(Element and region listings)
- - - - -

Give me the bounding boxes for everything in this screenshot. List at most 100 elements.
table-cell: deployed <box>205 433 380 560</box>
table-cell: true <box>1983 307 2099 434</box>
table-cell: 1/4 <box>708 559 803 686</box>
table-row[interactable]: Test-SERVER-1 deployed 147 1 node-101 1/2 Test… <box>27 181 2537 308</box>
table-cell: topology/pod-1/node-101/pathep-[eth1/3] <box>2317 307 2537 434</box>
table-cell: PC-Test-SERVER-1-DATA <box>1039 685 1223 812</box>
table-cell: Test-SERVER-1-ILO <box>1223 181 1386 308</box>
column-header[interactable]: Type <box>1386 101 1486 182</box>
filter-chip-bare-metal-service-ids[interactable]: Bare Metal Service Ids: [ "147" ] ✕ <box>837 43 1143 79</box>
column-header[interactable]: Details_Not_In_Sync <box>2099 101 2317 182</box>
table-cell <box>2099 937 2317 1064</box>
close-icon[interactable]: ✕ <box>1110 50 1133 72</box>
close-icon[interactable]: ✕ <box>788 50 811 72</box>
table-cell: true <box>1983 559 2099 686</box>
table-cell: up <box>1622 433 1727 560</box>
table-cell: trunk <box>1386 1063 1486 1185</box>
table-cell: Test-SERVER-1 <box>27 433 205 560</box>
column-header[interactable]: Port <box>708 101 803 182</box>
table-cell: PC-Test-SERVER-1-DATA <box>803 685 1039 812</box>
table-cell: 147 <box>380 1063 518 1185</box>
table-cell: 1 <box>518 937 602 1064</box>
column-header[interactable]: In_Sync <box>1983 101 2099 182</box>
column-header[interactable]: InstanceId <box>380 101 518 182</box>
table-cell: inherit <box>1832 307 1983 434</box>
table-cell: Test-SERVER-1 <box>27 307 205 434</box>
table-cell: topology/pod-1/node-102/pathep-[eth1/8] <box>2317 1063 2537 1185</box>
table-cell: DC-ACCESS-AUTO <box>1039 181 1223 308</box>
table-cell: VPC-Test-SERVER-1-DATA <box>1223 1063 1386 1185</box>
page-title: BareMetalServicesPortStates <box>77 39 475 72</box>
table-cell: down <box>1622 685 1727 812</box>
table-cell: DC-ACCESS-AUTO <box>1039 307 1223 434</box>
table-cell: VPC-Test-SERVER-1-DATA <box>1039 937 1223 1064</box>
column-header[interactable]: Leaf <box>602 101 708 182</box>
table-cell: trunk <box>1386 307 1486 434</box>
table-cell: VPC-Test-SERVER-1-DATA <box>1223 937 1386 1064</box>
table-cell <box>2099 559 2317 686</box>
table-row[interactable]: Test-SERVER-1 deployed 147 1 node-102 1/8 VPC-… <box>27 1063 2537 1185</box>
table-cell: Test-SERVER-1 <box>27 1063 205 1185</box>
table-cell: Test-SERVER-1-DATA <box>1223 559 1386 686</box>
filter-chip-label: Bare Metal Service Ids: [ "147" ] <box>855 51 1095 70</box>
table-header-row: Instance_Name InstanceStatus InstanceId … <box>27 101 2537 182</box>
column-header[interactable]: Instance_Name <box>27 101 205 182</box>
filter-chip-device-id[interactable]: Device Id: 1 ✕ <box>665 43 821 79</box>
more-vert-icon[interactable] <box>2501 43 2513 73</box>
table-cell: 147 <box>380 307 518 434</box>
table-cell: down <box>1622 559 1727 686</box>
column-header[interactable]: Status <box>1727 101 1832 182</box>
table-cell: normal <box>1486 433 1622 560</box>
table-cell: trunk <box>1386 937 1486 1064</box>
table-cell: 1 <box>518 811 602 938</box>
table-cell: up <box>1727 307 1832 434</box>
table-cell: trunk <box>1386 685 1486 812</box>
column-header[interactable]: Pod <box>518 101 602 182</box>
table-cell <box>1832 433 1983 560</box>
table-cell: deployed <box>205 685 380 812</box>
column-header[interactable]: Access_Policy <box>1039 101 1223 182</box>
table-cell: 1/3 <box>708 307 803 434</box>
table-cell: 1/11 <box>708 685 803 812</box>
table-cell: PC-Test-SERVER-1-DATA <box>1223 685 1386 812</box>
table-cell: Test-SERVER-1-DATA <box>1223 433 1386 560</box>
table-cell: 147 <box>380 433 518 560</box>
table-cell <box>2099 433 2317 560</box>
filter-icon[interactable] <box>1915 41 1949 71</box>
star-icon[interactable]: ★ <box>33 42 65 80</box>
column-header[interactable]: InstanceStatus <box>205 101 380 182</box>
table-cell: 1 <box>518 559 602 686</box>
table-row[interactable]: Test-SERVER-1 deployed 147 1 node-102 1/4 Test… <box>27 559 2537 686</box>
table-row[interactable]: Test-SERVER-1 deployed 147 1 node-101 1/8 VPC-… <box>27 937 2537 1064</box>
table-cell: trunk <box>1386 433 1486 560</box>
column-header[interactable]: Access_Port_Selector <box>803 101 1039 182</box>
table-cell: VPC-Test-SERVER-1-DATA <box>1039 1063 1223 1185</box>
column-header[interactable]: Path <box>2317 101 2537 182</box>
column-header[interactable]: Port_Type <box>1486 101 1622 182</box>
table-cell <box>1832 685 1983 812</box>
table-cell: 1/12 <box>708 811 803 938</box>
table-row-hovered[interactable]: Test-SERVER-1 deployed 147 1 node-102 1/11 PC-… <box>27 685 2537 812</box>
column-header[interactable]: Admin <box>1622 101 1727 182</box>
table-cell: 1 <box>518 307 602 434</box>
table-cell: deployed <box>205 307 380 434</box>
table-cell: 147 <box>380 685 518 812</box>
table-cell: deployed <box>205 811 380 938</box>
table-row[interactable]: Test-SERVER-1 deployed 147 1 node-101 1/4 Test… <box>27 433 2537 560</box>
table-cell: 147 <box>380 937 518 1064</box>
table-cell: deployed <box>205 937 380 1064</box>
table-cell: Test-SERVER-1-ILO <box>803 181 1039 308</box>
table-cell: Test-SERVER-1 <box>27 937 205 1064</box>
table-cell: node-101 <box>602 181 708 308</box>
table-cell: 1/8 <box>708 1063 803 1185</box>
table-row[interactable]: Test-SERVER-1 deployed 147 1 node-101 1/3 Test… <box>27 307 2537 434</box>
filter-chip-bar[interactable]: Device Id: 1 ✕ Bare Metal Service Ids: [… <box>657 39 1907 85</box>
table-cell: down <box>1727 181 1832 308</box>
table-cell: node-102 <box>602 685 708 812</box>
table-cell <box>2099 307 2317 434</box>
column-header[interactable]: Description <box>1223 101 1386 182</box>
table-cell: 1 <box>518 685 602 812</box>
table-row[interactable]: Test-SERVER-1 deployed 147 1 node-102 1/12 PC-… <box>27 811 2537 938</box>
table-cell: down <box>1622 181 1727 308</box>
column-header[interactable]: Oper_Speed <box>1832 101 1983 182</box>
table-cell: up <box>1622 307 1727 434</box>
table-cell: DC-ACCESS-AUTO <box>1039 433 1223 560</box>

- - - - -

# Exercise description
Reproduce all of the records above word for word, line by line.

# Output of the exercise
Give me the bounding boxes for everything in this screenshot. List at most 100 elements.
table-cell: deployed <box>205 433 380 560</box>
table-cell: true <box>1983 307 2099 434</box>
table-cell: 1/4 <box>708 559 803 686</box>
table-row[interactable]: Test-SERVER-1 deployed 147 1 node-101 1/2 Test… <box>27 181 2537 308</box>
table-cell: topology/pod-1/node-101/pathep-[eth1/3] <box>2317 307 2537 434</box>
table-cell: PC-Test-SERVER-1-DATA <box>1039 685 1223 812</box>
table-cell: Test-SERVER-1-ILO <box>1223 181 1386 308</box>
column-header[interactable]: Type <box>1386 101 1486 182</box>
filter-chip-bare-metal-service-ids[interactable]: Bare Metal Service Ids: [ "147" ] ✕ <box>837 43 1143 79</box>
column-header[interactable]: Details_Not_In_Sync <box>2099 101 2317 182</box>
table-cell <box>2099 937 2317 1064</box>
close-icon[interactable]: ✕ <box>1110 50 1133 72</box>
close-icon[interactable]: ✕ <box>788 50 811 72</box>
table-cell: true <box>1983 559 2099 686</box>
table-cell: up <box>1622 433 1727 560</box>
table-cell: trunk <box>1386 1063 1486 1185</box>
table-cell: Test-SERVER-1 <box>27 433 205 560</box>
column-header[interactable]: Port <box>708 101 803 182</box>
table-cell: PC-Test-SERVER-1-DATA <box>803 685 1039 812</box>
table-cell: 147 <box>380 1063 518 1185</box>
table-cell: 1 <box>518 937 602 1064</box>
column-header[interactable]: In_Sync <box>1983 101 2099 182</box>
column-header[interactable]: InstanceId <box>380 101 518 182</box>
table-cell: inherit <box>1832 307 1983 434</box>
table-cell: Test-SERVER-1 <box>27 307 205 434</box>
table-cell: topology/pod-1/node-102/pathep-[eth1/8] <box>2317 1063 2537 1185</box>
table-cell: DC-ACCESS-AUTO <box>1039 181 1223 308</box>
table-cell: VPC-Test-SERVER-1-DATA <box>1223 1063 1386 1185</box>
page-title: BareMetalServicesPortStates <box>77 39 475 72</box>
table-cell: down <box>1622 685 1727 812</box>
table-cell: DC-ACCESS-AUTO <box>1039 307 1223 434</box>
table-cell: VPC-Test-SERVER-1-DATA <box>1039 937 1223 1064</box>
column-header[interactable]: Leaf <box>602 101 708 182</box>
table-cell: trunk <box>1386 307 1486 434</box>
table-cell: VPC-Test-SERVER-1-DATA <box>1223 937 1386 1064</box>
table-cell <box>2099 559 2317 686</box>
table-row[interactable]: Test-SERVER-1 deployed 147 1 node-102 1/8 VPC-… <box>27 1063 2537 1185</box>
table-cell: Test-SERVER-1 <box>27 1063 205 1185</box>
table-cell: Test-SERVER-1-DATA <box>1223 559 1386 686</box>
filter-chip-label: Bare Metal Service Ids: [ "147" ] <box>855 51 1095 70</box>
table-header-row: Instance_Name InstanceStatus InstanceId … <box>27 101 2537 182</box>
column-header[interactable]: Instance_Name <box>27 101 205 182</box>
filter-chip-device-id[interactable]: Device Id: 1 ✕ <box>665 43 821 79</box>
more-vert-icon[interactable] <box>2501 43 2513 73</box>
table-cell: 147 <box>380 307 518 434</box>
table-cell: down <box>1622 559 1727 686</box>
column-header[interactable]: Status <box>1727 101 1832 182</box>
table-cell: normal <box>1486 433 1622 560</box>
table-cell: trunk <box>1386 937 1486 1064</box>
table-cell: 1 <box>518 811 602 938</box>
table-cell: up <box>1727 307 1832 434</box>
table-cell: trunk <box>1386 685 1486 812</box>
column-header[interactable]: Pod <box>518 101 602 182</box>
table-cell <box>1832 433 1983 560</box>
table-cell: deployed <box>205 685 380 812</box>
column-header[interactable]: Access_Policy <box>1039 101 1223 182</box>
table-cell: 1/3 <box>708 307 803 434</box>
table-cell: 1/11 <box>708 685 803 812</box>
table-cell: PC-Test-SERVER-1-DATA <box>1223 685 1386 812</box>
table-cell: Test-SERVER-1-DATA <box>1223 433 1386 560</box>
table-cell: 147 <box>380 433 518 560</box>
table-cell <box>2099 433 2317 560</box>
filter-icon[interactable] <box>1915 41 1949 71</box>
star-icon[interactable]: ★ <box>33 42 65 80</box>
column-header[interactable]: InstanceStatus <box>205 101 380 182</box>
table-cell: 1 <box>518 559 602 686</box>
table-row[interactable]: Test-SERVER-1 deployed 147 1 node-102 1/4 Test… <box>27 559 2537 686</box>
table-row[interactable]: Test-SERVER-1 deployed 147 1 node-101 1/8 VPC-… <box>27 937 2537 1064</box>
table-cell: trunk <box>1386 433 1486 560</box>
column-header[interactable]: Access_Port_Selector <box>803 101 1039 182</box>
table-cell: VPC-Test-SERVER-1-DATA <box>1039 1063 1223 1185</box>
column-header[interactable]: Path <box>2317 101 2537 182</box>
column-header[interactable]: Port_Type <box>1486 101 1622 182</box>
table-cell <box>1832 685 1983 812</box>
table-cell: 1/12 <box>708 811 803 938</box>
table-row-hovered[interactable]: Test-SERVER-1 deployed 147 1 node-102 1/11 PC-… <box>27 685 2537 812</box>
column-header[interactable]: Admin <box>1622 101 1727 182</box>
table-cell: 1 <box>518 307 602 434</box>
table-cell: deployed <box>205 307 380 434</box>
table-cell: 147 <box>380 685 518 812</box>
table-cell: deployed <box>205 811 380 938</box>
table-row[interactable]: Test-SERVER-1 deployed 147 1 node-101 1/4 Test… <box>27 433 2537 560</box>
table-cell: 147 <box>380 937 518 1064</box>
table-cell: deployed <box>205 937 380 1064</box>
table-cell: Test-SERVER-1-ILO <box>803 181 1039 308</box>
table-cell: Test-SERVER-1 <box>27 937 205 1064</box>
table-cell: node-101 <box>602 181 708 308</box>
table-cell: 1/8 <box>708 1063 803 1185</box>
table-row[interactable]: Test-SERVER-1 deployed 147 1 node-101 1/3 Test… <box>27 307 2537 434</box>
filter-chip-bar[interactable]: Device Id: 1 ✕ Bare Metal Service Ids: [… <box>657 39 1907 85</box>
table-cell: down <box>1727 181 1832 308</box>
table-cell: node-102 <box>602 685 708 812</box>
table-cell <box>2099 307 2317 434</box>
column-header[interactable]: Description <box>1223 101 1386 182</box>
table-cell: 1 <box>518 685 602 812</box>
table-row[interactable]: Test-SERVER-1 deployed 147 1 node-102 1/12 PC-… <box>27 811 2537 938</box>
table-cell: down <box>1622 181 1727 308</box>
column-header[interactable]: Oper_Speed <box>1832 101 1983 182</box>
table-cell: up <box>1622 307 1727 434</box>
table-cell: DC-ACCESS-AUTO <box>1039 433 1223 560</box>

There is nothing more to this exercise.